◆ Exercise task ◆
Where a line holds the word "Encadrement", copy that line.

◆ Dataset rows ◆
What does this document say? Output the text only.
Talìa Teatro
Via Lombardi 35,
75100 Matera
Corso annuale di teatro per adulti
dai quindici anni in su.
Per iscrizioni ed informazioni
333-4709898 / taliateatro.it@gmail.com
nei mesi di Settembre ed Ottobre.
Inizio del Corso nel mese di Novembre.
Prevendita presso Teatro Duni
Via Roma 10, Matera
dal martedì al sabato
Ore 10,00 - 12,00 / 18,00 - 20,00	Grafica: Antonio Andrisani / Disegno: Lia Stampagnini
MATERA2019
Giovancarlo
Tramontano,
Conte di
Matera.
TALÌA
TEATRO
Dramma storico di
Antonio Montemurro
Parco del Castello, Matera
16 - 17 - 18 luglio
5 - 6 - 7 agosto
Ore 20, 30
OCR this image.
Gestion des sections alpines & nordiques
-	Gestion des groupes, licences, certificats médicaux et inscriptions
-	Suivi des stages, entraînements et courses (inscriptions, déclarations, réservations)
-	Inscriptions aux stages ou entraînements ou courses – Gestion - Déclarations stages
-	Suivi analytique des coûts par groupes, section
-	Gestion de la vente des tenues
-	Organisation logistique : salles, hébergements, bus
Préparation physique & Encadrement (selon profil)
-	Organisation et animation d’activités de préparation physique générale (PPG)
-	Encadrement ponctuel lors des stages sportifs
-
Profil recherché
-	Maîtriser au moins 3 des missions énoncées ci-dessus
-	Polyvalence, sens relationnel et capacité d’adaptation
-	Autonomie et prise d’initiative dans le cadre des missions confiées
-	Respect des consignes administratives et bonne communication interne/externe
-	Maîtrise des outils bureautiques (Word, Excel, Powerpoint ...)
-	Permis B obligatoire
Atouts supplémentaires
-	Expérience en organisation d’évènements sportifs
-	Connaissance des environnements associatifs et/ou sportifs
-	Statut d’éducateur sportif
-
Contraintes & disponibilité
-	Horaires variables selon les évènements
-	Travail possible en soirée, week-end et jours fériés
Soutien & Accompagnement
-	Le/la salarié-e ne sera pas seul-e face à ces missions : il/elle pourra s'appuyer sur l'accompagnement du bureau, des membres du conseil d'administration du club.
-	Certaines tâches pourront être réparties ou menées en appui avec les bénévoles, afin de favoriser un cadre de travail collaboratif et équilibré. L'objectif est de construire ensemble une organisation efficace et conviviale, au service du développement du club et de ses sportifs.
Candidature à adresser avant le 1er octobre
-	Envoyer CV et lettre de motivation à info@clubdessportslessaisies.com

◆ Correct output ◆
Préparation physique & Encadrement (selon profil)
-	Encadrement ponctuel lors des stages sportifs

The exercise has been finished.